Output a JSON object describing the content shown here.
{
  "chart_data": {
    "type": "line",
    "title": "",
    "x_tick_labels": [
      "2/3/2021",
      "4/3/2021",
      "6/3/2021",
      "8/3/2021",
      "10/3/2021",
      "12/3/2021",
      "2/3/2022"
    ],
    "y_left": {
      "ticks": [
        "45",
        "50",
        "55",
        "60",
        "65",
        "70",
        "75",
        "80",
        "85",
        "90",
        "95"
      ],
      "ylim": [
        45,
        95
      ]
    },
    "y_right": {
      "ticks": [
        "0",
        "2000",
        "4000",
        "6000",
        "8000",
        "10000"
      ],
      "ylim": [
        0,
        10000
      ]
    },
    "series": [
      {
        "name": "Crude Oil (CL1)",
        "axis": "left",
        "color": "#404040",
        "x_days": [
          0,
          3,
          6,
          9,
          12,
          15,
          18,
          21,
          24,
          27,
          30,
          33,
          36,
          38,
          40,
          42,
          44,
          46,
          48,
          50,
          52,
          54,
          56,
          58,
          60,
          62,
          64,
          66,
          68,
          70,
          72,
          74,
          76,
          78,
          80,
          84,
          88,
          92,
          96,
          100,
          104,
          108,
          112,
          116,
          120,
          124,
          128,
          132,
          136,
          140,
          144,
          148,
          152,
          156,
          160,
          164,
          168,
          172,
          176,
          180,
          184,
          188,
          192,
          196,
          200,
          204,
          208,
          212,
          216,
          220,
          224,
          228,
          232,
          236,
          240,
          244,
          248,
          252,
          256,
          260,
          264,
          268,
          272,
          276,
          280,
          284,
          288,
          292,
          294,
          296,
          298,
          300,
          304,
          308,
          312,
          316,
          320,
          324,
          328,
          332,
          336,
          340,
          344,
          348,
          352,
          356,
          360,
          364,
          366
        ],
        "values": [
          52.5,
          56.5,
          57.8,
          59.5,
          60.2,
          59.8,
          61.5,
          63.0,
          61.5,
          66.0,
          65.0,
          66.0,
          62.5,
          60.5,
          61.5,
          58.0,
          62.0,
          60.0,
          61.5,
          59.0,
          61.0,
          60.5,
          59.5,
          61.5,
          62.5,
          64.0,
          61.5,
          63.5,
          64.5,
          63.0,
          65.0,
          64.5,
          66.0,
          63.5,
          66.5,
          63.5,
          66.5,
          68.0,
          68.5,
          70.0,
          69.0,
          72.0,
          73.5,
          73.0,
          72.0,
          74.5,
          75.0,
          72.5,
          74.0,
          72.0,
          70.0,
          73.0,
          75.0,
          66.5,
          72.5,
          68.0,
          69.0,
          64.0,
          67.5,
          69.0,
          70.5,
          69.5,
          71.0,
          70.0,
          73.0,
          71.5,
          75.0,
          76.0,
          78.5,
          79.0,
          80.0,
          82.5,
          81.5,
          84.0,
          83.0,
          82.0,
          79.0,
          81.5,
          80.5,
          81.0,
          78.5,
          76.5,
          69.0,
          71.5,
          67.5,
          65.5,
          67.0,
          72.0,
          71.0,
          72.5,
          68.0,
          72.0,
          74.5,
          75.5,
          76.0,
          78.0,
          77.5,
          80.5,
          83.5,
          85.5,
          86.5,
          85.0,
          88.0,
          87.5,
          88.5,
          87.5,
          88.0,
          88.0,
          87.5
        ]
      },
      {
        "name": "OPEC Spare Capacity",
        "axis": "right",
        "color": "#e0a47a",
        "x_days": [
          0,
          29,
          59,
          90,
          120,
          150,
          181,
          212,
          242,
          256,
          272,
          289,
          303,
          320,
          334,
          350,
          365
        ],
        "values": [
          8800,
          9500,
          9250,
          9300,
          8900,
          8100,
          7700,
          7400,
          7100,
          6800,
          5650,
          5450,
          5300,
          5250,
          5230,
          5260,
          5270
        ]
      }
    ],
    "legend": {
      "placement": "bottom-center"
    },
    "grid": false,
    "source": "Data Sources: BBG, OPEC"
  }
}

## EXERCISE TASK:
Count the lines that include the word "OPEC" and state the result as a bare number.

## RESPONSE FOR THIS EXERCISE:
2